#### Supplied data

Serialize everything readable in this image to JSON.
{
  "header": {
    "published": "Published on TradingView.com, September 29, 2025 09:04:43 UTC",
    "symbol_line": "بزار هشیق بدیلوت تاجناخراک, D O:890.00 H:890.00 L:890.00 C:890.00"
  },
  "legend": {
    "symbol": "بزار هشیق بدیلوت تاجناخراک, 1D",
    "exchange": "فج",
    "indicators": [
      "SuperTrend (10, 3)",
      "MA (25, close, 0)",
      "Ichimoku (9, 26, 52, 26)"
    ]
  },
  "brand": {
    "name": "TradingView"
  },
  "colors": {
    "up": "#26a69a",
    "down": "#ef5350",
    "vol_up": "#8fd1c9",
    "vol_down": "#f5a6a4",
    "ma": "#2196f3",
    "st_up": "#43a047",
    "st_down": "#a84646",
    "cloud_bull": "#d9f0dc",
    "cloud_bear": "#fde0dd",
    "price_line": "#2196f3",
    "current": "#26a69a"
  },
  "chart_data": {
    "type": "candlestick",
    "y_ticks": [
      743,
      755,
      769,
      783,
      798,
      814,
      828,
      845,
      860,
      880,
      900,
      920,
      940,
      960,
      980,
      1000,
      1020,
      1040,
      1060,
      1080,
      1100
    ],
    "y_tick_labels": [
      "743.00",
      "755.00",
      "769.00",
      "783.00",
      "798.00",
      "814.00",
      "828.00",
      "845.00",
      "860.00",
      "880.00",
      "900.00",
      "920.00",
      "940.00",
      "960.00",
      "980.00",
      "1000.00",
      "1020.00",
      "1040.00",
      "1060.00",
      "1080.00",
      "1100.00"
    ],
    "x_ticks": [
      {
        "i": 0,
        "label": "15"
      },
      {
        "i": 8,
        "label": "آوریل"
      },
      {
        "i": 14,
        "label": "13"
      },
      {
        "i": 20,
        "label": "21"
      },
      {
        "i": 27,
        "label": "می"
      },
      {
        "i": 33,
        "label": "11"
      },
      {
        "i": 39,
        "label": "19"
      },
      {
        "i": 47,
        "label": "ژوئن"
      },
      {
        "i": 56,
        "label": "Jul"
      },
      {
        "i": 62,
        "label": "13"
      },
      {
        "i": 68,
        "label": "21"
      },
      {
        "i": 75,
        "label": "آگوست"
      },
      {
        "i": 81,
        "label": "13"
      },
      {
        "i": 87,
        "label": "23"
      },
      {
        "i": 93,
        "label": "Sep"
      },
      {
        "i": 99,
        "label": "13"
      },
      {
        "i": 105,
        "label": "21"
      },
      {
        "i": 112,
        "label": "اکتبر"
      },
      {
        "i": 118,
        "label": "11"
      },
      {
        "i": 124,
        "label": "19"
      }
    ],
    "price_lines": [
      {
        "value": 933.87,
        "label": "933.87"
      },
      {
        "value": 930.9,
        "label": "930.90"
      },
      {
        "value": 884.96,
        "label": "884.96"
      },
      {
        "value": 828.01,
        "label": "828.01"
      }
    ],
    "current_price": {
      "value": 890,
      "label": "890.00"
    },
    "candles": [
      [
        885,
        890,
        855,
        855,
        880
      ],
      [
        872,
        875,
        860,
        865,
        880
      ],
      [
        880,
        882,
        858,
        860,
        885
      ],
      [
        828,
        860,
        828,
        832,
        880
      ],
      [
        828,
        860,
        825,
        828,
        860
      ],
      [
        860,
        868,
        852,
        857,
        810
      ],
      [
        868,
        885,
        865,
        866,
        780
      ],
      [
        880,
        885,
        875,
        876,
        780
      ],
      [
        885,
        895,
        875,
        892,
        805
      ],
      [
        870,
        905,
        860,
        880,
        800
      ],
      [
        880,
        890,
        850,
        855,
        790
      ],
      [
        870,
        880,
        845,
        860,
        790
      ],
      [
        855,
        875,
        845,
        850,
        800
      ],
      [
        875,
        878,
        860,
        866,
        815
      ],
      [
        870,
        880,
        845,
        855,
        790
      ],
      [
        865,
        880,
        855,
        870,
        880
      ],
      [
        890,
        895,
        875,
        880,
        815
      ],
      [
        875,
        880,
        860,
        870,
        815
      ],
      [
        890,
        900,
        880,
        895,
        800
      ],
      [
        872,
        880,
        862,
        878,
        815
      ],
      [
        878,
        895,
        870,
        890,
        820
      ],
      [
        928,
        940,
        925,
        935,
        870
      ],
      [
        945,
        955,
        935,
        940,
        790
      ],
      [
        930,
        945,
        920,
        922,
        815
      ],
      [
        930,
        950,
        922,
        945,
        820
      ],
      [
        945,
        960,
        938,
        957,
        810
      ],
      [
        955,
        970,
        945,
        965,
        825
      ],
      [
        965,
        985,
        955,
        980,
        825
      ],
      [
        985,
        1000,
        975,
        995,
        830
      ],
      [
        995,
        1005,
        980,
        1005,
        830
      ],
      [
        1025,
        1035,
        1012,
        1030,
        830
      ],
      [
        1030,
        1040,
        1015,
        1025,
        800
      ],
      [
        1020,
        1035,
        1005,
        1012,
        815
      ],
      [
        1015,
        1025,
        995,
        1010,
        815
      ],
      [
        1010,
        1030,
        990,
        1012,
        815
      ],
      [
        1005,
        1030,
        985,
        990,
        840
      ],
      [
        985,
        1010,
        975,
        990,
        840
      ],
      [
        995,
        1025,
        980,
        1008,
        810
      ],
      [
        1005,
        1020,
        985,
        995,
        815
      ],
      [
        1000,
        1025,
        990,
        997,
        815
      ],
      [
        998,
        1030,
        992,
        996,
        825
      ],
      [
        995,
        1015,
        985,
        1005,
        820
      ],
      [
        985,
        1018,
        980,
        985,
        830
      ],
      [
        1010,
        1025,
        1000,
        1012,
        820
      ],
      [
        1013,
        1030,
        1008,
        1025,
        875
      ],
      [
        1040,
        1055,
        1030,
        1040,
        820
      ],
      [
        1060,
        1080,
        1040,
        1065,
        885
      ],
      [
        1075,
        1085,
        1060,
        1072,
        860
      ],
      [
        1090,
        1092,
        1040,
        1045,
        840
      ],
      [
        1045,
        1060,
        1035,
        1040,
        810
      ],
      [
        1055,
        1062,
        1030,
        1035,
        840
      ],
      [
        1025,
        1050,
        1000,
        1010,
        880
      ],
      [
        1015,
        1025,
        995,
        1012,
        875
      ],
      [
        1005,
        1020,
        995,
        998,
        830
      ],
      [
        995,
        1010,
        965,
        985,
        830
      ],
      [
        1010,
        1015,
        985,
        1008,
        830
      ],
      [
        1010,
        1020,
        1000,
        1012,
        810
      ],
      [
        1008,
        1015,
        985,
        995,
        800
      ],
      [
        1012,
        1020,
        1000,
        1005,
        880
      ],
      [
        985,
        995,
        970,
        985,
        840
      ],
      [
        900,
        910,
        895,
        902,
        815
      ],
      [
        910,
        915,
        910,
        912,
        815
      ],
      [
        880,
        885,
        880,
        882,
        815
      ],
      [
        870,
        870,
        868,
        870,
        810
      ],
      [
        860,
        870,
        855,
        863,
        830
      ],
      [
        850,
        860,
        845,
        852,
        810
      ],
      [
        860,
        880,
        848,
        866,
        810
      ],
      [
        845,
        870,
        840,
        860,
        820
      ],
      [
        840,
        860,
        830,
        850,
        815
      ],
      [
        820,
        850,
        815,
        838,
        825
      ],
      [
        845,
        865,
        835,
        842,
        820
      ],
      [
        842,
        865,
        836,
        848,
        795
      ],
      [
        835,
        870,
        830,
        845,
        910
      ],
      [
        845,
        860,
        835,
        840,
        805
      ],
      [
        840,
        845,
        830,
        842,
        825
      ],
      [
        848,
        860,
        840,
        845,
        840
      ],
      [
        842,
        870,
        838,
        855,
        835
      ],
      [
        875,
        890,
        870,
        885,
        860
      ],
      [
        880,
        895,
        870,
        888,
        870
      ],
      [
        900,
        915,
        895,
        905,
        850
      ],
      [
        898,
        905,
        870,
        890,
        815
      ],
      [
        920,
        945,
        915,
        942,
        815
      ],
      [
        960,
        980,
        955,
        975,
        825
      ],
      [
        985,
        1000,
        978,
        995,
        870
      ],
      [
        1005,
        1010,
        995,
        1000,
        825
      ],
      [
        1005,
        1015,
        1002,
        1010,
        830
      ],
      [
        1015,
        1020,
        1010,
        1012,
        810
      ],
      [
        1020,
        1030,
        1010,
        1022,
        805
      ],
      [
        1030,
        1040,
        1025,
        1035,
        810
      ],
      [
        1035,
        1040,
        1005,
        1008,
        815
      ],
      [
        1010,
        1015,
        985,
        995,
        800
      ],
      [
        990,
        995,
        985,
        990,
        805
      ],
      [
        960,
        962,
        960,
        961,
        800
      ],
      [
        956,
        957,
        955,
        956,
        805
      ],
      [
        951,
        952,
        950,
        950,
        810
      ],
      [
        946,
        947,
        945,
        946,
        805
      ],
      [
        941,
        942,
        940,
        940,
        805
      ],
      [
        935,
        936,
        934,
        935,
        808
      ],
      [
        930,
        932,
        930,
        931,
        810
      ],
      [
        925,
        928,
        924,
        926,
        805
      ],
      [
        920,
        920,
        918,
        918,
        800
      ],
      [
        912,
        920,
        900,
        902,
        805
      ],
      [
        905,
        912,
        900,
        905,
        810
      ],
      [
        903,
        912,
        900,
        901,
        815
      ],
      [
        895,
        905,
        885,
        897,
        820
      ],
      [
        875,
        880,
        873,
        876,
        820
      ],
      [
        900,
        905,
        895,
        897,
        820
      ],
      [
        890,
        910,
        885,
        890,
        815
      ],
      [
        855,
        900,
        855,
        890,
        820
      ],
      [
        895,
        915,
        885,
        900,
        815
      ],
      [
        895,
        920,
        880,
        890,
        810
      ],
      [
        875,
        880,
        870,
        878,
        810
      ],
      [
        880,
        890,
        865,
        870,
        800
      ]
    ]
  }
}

########

Using the listing above, pull out all lines that hold the word "value".

Finished answer
        "value": 933.87,
        "value": 930.9,
        "value": 884.96,
        "value": 828.01,
      "value": 890,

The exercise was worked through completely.